| What you will do |
Omit the pictures, then write out every entry exactly as it reads.

(Dataset items)
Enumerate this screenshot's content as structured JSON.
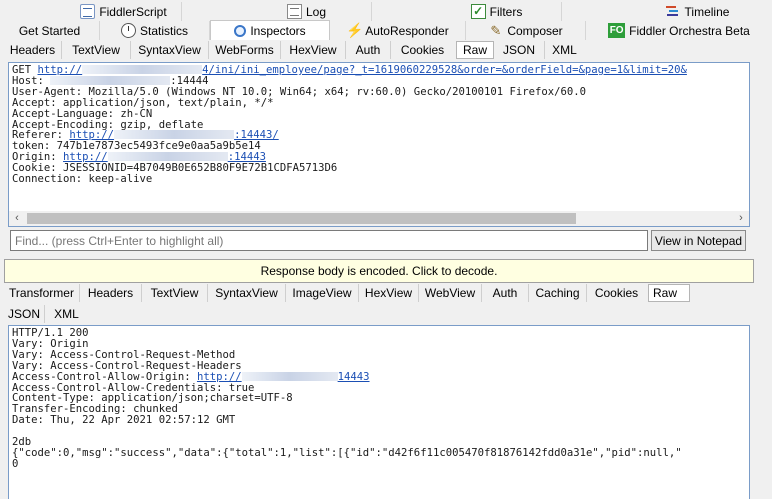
{
  "top_tabs": [
    {
      "label": "FiddlerScript",
      "icon": "script-icon"
    },
    {
      "label": "Log",
      "icon": "log-icon"
    },
    {
      "label": "Filters",
      "icon": "filters-check-icon"
    },
    {
      "label": "Timeline",
      "icon": "timeline-icon"
    }
  ],
  "main_tabs": [
    {
      "label": "Get Started"
    },
    {
      "label": "Statistics",
      "icon": "stopwatch-icon"
    },
    {
      "label": "Inspectors",
      "icon": "inspector-icon",
      "active": true
    },
    {
      "label": "AutoResponder",
      "icon": "lightning-icon"
    },
    {
      "label": "Composer",
      "icon": "pencil-icon"
    },
    {
      "label": "Fiddler Orchestra Beta",
      "icon": "fo-icon",
      "icon_text": "FO"
    }
  ],
  "request_tabs": [
    "Headers",
    "TextView",
    "SyntaxView",
    "WebForms",
    "HexView",
    "Auth",
    "Cookies",
    "Raw",
    "JSON",
    "XML"
  ],
  "request_active_tab": "Raw",
  "request": {
    "line1_prefix": "GET ",
    "line1_link_prefix": "http://",
    "line1_link_suffix": "4/ini/ini_employee/page?_t=1619060229528&order=&orderField=&page=1&limit=20&",
    "host_label": "Host: ",
    "host_port": ":14444",
    "user_agent": "User-Agent: Mozilla/5.0 (Windows NT 10.0; Win64; x64; rv:60.0) Gecko/20100101 Firefox/60.0",
    "accept": "Accept: application/json, text/plain, */*",
    "accept_language": "Accept-Language: zh-CN",
    "accept_encoding": "Accept-Encoding: gzip, deflate",
    "referer_label": "Referer: ",
    "referer_link_prefix": "http://",
    "referer_link_suffix": ":14443/",
    "token": "token: 747b1e7873ec5493fce9e0aa5a9b5e14",
    "origin_label": "Origin: ",
    "origin_link_prefix": "http://",
    "origin_link_suffix": ":14443",
    "cookie": "Cookie: JSESSIONID=4B7049B0E652B80F9E72B1CDFA5713D6",
    "connection": "Connection: keep-alive"
  },
  "find": {
    "placeholder": "Find... (press Ctrl+Enter to highlight all)",
    "button_label": "View in Notepad"
  },
  "response_banner": "Response body is encoded. Click to decode.",
  "response_tabs_row1": [
    "Transformer",
    "Headers",
    "TextView",
    "SyntaxView",
    "ImageView",
    "HexView",
    "WebView",
    "Auth",
    "Caching",
    "Cookies",
    "Raw"
  ],
  "response_tabs_row2": [
    "JSON",
    "XML"
  ],
  "response_active_tab": "Raw",
  "response": {
    "status": "HTTP/1.1 200",
    "vary1": "Vary: Origin",
    "vary2": "Vary: Access-Control-Request-Method",
    "vary3": "Vary: Access-Control-Request-Headers",
    "acao_label": "Access-Control-Allow-Origin: ",
    "acao_link_prefix": "http://",
    "acao_link_suffix": "14443",
    "acac": "Access-Control-Allow-Credentials: true",
    "content_type": "Content-Type: application/json;charset=UTF-8",
    "transfer_encoding": "Transfer-Encoding: chunked",
    "date": "Date: Thu, 22 Apr 2021 02:57:12 GMT",
    "chunk_size": "2db",
    "body": "{\"code\":0,\"msg\":\"success\",\"data\":{\"total\":1,\"list\":[{\"id\":\"d42f6f11c005470f81876142fdd0a31e\",\"pid\":null,\"",
    "chunk_end": "0"
  },
  "colors": {
    "link": "#1b4fb4",
    "pane_border": "#7a9cc8",
    "banner_bg": "#ffffe1",
    "fo_badge": "#2e9e3a"
  }
}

| Full output |
Enumerate this screenshot's content as structured JSON.
{
  "top_tabs": [
    {
      "label": "FiddlerScript",
      "icon": "script-icon"
    },
    {
      "label": "Log",
      "icon": "log-icon"
    },
    {
      "label": "Filters",
      "icon": "filters-check-icon"
    },
    {
      "label": "Timeline",
      "icon": "timeline-icon"
    }
  ],
  "main_tabs": [
    {
      "label": "Get Started"
    },
    {
      "label": "Statistics",
      "icon": "stopwatch-icon"
    },
    {
      "label": "Inspectors",
      "icon": "inspector-icon",
      "active": true
    },
    {
      "label": "AutoResponder",
      "icon": "lightning-icon"
    },
    {
      "label": "Composer",
      "icon": "pencil-icon"
    },
    {
      "label": "Fiddler Orchestra Beta",
      "icon": "fo-icon",
      "icon_text": "FO"
    }
  ],
  "request_tabs": [
    "Headers",
    "TextView",
    "SyntaxView",
    "WebForms",
    "HexView",
    "Auth",
    "Cookies",
    "Raw",
    "JSON",
    "XML"
  ],
  "request_active_tab": "Raw",
  "request": {
    "line1_prefix": "GET ",
    "line1_link_prefix": "http://",
    "line1_link_suffix": "4/ini/ini_employee/page?_t=1619060229528&order=&orderField=&page=1&limit=20&",
    "host_label": "Host: ",
    "host_port": ":14444",
    "user_agent": "User-Agent: Mozilla/5.0 (Windows NT 10.0; Win64; x64; rv:60.0) Gecko/20100101 Firefox/60.0",
    "accept": "Accept: application/json, text/plain, */*",
    "accept_language": "Accept-Language: zh-CN",
    "accept_encoding": "Accept-Encoding: gzip, deflate",
    "referer_label": "Referer: ",
    "referer_link_prefix": "http://",
    "referer_link_suffix": ":14443/",
    "token": "token: 747b1e7873ec5493fce9e0aa5a9b5e14",
    "origin_label": "Origin: ",
    "origin_link_prefix": "http://",
    "origin_link_suffix": ":14443",
    "cookie": "Cookie: JSESSIONID=4B7049B0E652B80F9E72B1CDFA5713D6",
    "connection": "Connection: keep-alive"
  },
  "find": {
    "placeholder": "Find... (press Ctrl+Enter to highlight all)",
    "button_label": "View in Notepad"
  },
  "response_banner": "Response body is encoded. Click to decode.",
  "response_tabs_row1": [
    "Transformer",
    "Headers",
    "TextView",
    "SyntaxView",
    "ImageView",
    "HexView",
    "WebView",
    "Auth",
    "Caching",
    "Cookies",
    "Raw"
  ],
  "response_tabs_row2": [
    "JSON",
    "XML"
  ],
  "response_active_tab": "Raw",
  "response": {
    "status": "HTTP/1.1 200",
    "vary1": "Vary: Origin",
    "vary2": "Vary: Access-Control-Request-Method",
    "vary3": "Vary: Access-Control-Request-Headers",
    "acao_label": "Access-Control-Allow-Origin: ",
    "acao_link_prefix": "http://",
    "acao_link_suffix": "14443",
    "acac": "Access-Control-Allow-Credentials: true",
    "content_type": "Content-Type: application/json;charset=UTF-8",
    "transfer_encoding": "Transfer-Encoding: chunked",
    "date": "Date: Thu, 22 Apr 2021 02:57:12 GMT",
    "chunk_size": "2db",
    "body": "{\"code\":0,\"msg\":\"success\",\"data\":{\"total\":1,\"list\":[{\"id\":\"d42f6f11c005470f81876142fdd0a31e\",\"pid\":null,\"",
    "chunk_end": "0"
  },
  "colors": {
    "link": "#1b4fb4",
    "pane_border": "#7a9cc8",
    "banner_bg": "#ffffe1",
    "fo_badge": "#2e9e3a"
  }
}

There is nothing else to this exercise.